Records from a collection
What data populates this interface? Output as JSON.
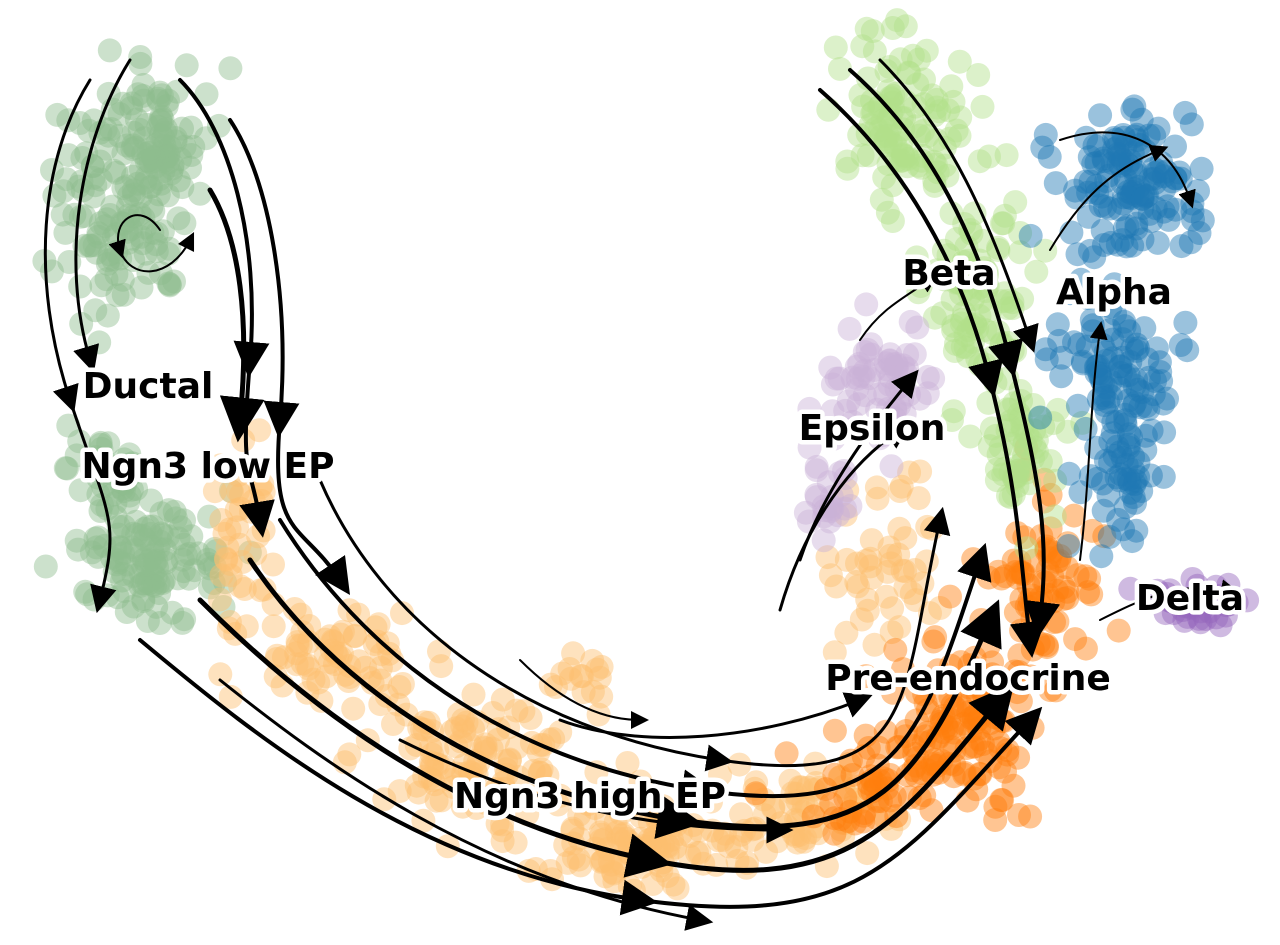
{
  "chart_data": {
    "type": "scatter",
    "title": "",
    "xlabel": "",
    "ylabel": "",
    "grid": false,
    "legend": "on data",
    "overlay": "velocity streamlines",
    "clusters": [
      {
        "name": "Ductal",
        "color": "#8fbc8f"
      },
      {
        "name": "Ngn3 low EP",
        "color": "#8fbc8f"
      },
      {
        "name": "Ngn3 high EP",
        "color": "#fdbf6f"
      },
      {
        "name": "Pre-endocrine",
        "color": "#ff7f0e"
      },
      {
        "name": "Beta",
        "color": "#b2df8a"
      },
      {
        "name": "Alpha",
        "color": "#1f77b4"
      },
      {
        "name": "Delta",
        "color": "#9467bd"
      },
      {
        "name": "Epsilon",
        "color": "#cab2d6"
      }
    ]
  }
}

> _Exercise description_
Reproduce all of the data exactly; the pictures do not belong in the copy.

> _Response_
What data populates this interface? Output as JSON.
{
  "chart_data": {
    "type": "scatter",
    "title": "",
    "xlabel": "",
    "ylabel": "",
    "grid": false,
    "legend": "on data",
    "overlay": "velocity streamlines",
    "clusters": [
      {
        "name": "Ductal",
        "color": "#8fbc8f"
      },
      {
        "name": "Ngn3 low EP",
        "color": "#8fbc8f"
      },
      {
        "name": "Ngn3 high EP",
        "color": "#fdbf6f"
      },
      {
        "name": "Pre-endocrine",
        "color": "#ff7f0e"
      },
      {
        "name": "Beta",
        "color": "#b2df8a"
      },
      {
        "name": "Alpha",
        "color": "#1f77b4"
      },
      {
        "name": "Delta",
        "color": "#9467bd"
      },
      {
        "name": "Epsilon",
        "color": "#cab2d6"
      }
    ]
  }
}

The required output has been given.